[Given passage]

━━━━━━━━

EX-99.11 2 d141628dex9911.htm OPINION AND CONSENT OF COUNSEL Opinion and Consent of Counsel

Exhibit 11

April 20, 2016

Vedder Price P.C.

222 North LaSalle Street

Chicago, Illinois 60601

Nuveen AMT-Free Municipal Income Fund

333 West Wacker Drive

Chicago, IL 60606

 

  RE: Nuveen AMT-Free Municipal Income Fund

Ladies and Gentlemen:

We have acted as special Massachusetts counsel to Nuveen AMT-Free Municipal Income Fund, a Massachusetts business trust (the “Acquiring Fund”), in connection with the pre-effective amendment to the Acquiring Fund’s Registration Statement on
Form N-14 to be filed with the Securities and Exchange Commission (the “Commission”) on or about April 20, 2016 (the “Registration Statement”), with respect to the Acquiring Fund’s common shares of beneficial interest, $.01 par value per share (the “Common Shares”) to be issued in exchange for the assets of Nuveen Performance Plus Municipal Fund, Inc., Nuveen Municipal Market Opportunity Fund, Inc. and Nuveen Premium Income Municipal Fund 2, Inc., each a Minnesota corporation (each, a “Target Fund” and collectively, the “Target Funds”), as described in the Registration Statement (the “Reorganization”). You have requested that we deliver this opinion to you in connection with the Acquiring Fund’s filing of the Registration Statement.

━━━━━━━━

[Material provided]
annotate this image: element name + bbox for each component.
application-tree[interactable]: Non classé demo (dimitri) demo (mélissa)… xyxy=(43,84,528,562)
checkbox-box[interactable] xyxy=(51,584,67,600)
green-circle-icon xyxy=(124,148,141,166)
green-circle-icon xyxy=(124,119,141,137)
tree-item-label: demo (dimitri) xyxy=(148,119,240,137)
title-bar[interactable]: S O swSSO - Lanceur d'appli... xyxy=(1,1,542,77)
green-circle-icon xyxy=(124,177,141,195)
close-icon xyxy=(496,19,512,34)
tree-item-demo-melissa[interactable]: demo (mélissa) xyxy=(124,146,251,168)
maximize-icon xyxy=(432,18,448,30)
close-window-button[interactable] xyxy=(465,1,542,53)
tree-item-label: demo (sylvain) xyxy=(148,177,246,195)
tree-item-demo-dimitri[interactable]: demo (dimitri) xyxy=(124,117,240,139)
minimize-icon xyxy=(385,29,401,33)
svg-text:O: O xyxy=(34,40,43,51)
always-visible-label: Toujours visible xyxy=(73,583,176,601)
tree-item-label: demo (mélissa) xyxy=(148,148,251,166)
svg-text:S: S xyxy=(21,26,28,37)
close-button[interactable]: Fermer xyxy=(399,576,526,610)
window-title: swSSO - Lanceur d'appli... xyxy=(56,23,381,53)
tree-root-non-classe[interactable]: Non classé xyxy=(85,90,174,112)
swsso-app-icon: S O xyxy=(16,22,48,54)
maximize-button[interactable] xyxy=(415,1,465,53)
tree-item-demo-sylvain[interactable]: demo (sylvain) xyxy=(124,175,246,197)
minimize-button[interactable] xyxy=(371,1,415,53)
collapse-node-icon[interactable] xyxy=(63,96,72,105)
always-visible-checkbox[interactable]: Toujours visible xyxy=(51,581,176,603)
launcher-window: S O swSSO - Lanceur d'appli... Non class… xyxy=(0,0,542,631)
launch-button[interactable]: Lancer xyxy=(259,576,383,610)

━━━━━━━━

[What you should do]
Check each statement against the opinion letter. Answer yes or no, and quote the words from the letter that settle it.
1. The Acquiring Fund is a Massachusetts business trust.
2. Each Target Fund is a Delaware corporation.
3. The Common Shares carry a par value of $.01 per share.
You won't need the records for this.

[Completed task]
1. Yes: "a Massachusetts business trust"
2. No: "each a Minnesota corporation"
3. Yes: "$.01 par value per share"